- **WHAT YOU HAVE TO DO**: Among these lines, how many include "ประกาศเทศบาลนครลำปาง"? Answer only with the number.

── MATERIAL PROVIDED ──

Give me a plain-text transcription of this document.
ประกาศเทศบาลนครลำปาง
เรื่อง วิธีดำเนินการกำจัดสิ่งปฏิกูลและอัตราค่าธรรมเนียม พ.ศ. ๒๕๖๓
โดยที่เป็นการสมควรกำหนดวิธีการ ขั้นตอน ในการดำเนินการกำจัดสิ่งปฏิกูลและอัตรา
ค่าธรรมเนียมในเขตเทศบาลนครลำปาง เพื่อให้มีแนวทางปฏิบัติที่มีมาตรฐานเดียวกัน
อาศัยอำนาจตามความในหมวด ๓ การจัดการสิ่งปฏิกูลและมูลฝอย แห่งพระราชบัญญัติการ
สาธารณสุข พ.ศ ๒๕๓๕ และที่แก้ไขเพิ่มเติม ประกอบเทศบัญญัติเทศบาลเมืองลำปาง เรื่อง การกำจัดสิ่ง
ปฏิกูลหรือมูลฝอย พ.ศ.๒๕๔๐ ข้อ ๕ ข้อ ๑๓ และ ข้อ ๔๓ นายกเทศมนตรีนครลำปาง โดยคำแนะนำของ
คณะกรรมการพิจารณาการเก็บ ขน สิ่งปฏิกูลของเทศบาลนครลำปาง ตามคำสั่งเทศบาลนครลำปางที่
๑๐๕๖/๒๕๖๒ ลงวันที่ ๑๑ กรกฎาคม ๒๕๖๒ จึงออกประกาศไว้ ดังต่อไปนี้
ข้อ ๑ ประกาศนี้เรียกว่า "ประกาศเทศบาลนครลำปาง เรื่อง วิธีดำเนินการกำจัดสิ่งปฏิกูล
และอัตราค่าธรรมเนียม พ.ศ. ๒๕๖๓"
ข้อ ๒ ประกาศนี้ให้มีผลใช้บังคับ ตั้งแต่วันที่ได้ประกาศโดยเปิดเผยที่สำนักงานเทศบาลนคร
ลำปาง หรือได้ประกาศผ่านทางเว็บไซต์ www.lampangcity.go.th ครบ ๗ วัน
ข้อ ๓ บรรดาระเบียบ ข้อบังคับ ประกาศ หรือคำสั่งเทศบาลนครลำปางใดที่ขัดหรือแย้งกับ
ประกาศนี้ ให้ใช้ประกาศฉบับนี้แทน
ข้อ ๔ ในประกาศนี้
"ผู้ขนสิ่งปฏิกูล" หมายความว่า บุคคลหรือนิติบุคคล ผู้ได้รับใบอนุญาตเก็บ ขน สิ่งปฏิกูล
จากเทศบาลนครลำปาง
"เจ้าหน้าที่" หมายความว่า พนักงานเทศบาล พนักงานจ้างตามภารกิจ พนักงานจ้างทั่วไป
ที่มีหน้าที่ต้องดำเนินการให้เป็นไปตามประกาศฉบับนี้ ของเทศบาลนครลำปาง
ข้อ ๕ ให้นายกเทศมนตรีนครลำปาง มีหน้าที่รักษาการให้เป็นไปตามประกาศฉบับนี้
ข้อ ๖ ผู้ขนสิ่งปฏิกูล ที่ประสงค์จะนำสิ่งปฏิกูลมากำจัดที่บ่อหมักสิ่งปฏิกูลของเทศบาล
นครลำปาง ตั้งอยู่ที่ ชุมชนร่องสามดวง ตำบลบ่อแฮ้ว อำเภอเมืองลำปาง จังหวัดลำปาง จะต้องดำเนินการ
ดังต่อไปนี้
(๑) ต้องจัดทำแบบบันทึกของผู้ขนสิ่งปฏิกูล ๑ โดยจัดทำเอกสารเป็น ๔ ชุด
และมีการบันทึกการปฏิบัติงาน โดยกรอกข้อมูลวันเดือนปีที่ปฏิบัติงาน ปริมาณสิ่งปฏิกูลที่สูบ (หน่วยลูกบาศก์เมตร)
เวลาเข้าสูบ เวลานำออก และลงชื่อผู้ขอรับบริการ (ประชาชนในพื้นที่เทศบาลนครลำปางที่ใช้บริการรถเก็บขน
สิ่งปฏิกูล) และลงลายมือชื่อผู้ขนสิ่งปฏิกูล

───

- **CORRECT ANSWER**: 2